Return each line containing the string "title".

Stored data
- - - - - - -

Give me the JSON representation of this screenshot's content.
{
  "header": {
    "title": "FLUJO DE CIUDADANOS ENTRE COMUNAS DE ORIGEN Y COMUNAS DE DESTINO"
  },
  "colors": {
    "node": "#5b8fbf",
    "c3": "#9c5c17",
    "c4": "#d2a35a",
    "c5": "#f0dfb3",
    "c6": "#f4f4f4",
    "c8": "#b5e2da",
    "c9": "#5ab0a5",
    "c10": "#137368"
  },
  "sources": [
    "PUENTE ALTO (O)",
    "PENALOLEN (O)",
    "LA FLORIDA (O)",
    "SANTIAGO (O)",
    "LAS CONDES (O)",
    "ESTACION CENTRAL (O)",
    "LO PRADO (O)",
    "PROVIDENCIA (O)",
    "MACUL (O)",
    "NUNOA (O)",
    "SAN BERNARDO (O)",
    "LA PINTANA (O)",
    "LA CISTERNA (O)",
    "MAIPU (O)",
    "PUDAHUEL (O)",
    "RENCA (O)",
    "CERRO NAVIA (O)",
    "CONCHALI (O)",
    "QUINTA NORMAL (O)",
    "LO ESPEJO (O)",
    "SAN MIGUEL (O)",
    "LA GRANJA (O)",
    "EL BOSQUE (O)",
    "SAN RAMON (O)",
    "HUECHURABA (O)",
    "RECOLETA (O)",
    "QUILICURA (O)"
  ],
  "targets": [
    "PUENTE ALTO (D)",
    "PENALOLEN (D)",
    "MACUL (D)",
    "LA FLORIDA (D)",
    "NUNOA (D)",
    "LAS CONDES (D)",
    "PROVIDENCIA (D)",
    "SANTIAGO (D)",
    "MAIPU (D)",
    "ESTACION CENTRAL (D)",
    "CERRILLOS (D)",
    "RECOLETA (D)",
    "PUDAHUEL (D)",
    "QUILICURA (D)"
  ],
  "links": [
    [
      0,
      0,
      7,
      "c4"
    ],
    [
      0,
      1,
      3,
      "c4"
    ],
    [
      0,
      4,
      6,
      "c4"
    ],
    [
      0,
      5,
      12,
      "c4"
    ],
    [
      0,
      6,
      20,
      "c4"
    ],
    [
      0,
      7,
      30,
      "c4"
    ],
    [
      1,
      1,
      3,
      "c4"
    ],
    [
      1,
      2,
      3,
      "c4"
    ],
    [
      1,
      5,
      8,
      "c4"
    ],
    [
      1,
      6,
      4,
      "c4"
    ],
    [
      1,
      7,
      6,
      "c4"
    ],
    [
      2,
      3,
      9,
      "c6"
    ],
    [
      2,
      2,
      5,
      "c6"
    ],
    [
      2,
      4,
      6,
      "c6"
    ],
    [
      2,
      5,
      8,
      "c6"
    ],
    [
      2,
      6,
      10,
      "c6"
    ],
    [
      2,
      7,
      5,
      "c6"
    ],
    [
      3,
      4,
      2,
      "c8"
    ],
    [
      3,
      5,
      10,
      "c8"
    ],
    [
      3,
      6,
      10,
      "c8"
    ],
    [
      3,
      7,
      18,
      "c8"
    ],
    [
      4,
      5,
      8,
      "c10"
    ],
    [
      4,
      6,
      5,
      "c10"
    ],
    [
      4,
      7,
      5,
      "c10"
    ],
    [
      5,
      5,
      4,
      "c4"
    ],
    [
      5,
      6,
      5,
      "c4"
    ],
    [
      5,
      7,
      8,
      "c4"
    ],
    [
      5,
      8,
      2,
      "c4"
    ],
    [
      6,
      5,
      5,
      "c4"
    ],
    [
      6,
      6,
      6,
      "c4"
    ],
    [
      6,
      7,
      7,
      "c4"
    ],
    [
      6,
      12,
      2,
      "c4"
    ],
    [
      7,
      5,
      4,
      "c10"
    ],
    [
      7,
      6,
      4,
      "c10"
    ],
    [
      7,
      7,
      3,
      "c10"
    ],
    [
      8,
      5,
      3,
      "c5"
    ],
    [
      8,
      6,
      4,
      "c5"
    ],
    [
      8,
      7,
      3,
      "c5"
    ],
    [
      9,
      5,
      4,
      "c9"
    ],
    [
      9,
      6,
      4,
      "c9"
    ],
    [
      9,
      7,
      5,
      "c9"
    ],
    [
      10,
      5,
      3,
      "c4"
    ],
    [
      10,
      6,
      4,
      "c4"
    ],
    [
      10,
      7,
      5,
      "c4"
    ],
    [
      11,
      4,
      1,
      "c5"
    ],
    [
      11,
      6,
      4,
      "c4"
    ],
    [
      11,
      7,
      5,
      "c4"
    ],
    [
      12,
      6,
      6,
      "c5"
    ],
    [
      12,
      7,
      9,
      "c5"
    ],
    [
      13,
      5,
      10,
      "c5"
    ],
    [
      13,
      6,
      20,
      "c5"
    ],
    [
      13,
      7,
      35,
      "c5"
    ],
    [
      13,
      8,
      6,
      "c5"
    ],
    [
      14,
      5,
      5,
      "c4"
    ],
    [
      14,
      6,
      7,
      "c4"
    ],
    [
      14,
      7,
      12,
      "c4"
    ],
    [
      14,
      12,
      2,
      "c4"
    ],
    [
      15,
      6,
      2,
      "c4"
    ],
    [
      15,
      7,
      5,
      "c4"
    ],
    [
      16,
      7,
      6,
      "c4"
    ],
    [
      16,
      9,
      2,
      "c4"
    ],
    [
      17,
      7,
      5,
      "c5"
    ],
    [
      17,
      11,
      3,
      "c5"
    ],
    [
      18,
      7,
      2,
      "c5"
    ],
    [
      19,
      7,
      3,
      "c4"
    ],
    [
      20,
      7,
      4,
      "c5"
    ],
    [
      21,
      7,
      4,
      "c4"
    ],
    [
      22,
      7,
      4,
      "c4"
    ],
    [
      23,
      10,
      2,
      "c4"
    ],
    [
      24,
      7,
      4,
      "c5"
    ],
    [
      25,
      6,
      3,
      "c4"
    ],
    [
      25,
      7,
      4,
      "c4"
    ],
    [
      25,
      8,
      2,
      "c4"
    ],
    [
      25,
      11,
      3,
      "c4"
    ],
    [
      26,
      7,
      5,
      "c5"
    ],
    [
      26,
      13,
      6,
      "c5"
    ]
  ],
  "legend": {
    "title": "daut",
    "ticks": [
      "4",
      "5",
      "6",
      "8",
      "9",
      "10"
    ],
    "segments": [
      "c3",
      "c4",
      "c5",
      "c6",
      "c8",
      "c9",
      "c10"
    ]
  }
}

- - - - - - -

▶ Solution to this problem:
    "title": "FLUJO DE CIUDADANOS ENTRE COMUNAS DE ORIGEN Y COMUNAS DE DESTINO"
    "title": "daut",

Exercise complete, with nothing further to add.